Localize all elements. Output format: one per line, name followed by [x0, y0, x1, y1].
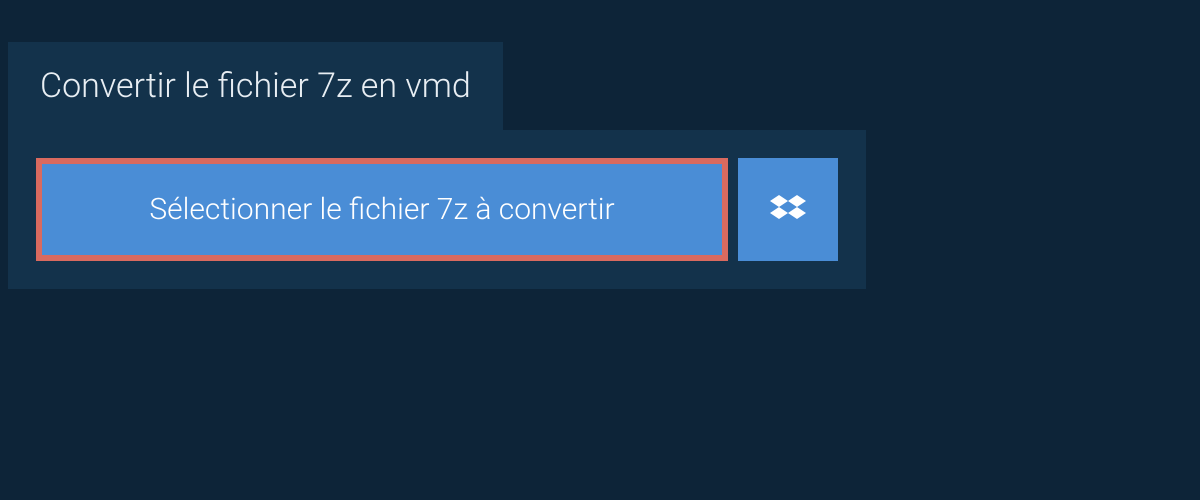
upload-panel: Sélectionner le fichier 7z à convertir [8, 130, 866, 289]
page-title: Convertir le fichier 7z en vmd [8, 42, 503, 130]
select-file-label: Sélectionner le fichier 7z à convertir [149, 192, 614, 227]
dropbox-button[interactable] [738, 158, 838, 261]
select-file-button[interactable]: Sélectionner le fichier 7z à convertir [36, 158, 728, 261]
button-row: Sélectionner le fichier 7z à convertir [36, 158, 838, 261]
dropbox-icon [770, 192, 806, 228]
------------------------------
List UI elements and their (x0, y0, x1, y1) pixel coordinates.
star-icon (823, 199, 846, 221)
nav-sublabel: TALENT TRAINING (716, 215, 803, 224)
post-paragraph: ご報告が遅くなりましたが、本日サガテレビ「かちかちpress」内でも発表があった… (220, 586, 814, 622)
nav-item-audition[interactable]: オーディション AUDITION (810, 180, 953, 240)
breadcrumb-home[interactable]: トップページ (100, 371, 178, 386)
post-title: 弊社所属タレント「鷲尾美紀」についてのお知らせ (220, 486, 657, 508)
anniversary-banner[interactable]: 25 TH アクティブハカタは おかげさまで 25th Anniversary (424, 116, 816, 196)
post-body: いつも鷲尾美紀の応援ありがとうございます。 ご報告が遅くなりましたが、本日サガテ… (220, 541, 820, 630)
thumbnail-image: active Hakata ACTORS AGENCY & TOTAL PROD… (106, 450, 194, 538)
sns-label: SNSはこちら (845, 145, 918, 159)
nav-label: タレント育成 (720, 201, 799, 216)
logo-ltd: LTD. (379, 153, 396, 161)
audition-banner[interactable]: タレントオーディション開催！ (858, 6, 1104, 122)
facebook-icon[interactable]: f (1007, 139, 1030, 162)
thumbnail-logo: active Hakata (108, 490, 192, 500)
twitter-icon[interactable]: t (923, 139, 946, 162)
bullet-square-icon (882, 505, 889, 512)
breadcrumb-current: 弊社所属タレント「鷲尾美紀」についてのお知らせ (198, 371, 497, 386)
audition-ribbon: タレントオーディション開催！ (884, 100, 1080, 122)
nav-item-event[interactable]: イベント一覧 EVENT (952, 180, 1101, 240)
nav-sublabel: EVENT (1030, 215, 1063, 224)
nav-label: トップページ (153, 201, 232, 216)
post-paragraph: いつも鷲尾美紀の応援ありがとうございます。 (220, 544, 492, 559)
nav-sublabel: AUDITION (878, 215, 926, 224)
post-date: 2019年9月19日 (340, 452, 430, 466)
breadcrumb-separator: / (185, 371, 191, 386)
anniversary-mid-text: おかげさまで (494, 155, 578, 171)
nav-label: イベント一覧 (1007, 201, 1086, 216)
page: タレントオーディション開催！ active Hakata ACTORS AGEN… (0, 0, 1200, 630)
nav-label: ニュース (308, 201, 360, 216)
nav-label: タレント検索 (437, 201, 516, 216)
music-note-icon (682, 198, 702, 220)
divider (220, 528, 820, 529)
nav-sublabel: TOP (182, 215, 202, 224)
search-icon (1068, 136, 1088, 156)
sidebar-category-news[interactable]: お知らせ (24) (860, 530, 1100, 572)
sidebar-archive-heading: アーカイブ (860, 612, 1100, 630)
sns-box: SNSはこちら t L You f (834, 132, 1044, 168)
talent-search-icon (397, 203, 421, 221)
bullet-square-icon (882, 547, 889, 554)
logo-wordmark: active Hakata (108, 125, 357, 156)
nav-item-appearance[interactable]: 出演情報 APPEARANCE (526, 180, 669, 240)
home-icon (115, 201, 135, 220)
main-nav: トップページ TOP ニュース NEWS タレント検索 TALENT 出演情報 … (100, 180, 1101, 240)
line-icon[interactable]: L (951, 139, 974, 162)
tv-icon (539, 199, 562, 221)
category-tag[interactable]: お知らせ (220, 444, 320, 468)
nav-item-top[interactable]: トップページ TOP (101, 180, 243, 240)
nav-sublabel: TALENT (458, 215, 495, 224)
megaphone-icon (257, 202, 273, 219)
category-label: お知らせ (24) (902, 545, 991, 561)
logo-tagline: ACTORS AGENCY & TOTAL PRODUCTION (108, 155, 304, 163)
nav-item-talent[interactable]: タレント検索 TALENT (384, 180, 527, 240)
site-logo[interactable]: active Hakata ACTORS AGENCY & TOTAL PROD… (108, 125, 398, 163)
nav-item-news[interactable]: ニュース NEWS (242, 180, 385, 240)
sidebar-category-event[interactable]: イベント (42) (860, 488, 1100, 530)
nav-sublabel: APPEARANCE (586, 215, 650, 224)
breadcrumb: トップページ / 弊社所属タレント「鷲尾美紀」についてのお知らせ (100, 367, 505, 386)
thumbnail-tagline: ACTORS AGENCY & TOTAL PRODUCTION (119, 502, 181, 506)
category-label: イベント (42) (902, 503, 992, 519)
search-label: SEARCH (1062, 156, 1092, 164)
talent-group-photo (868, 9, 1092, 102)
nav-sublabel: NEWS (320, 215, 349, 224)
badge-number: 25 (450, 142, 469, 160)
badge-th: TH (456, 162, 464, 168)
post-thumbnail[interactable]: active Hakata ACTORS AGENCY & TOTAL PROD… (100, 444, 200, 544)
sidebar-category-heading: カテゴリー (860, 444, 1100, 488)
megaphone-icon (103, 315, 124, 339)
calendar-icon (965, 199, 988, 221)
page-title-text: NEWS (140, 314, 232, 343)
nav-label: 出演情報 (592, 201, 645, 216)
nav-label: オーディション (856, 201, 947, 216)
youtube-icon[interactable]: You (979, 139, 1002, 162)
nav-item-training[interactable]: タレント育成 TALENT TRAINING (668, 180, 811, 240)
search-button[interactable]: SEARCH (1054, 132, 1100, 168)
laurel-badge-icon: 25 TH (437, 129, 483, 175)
------------------------------
▸ **What you need to do**: Starting with the line that contains "List UI elements" and continuing through the line that contains "thumbnail-image: active Hakata", recast those lines above as a numbered list, leaving out any blank lines.

▸ **Task output**:
1. List UI elements and their (x0, y0, x1, y1) pixel coordinates.
2. star-icon (823, 199, 846, 221)
3. nav-sublabel: TALENT TRAINING (716, 215, 803, 224)
4. post-paragraph: ご報告が遅くなりましたが、本日サガテレビ「かちかちpress」内でも発表があった… (220, 586, 814, 622)
5. nav-item-audition[interactable]: オーディション AUDITION (810, 180, 953, 240)
6. breadcrumb-home[interactable]: トップページ (100, 371, 178, 386)
7. post-title: 弊社所属タレント「鷲尾美紀」についてのお知らせ (220, 486, 657, 508)
8. anniversary-banner[interactable]: 25 TH アクティブハカタは おかげさまで 25th Anniversary (424, 116, 816, 196)
9. post-body: いつも鷲尾美紀の応援ありがとうございます。 ご報告が遅くなりましたが、本日サガテ… (220, 541, 820, 630)
10. thumbnail-image: active Hakata ACTORS AGENCY & TOTAL PROD… (106, 450, 194, 538)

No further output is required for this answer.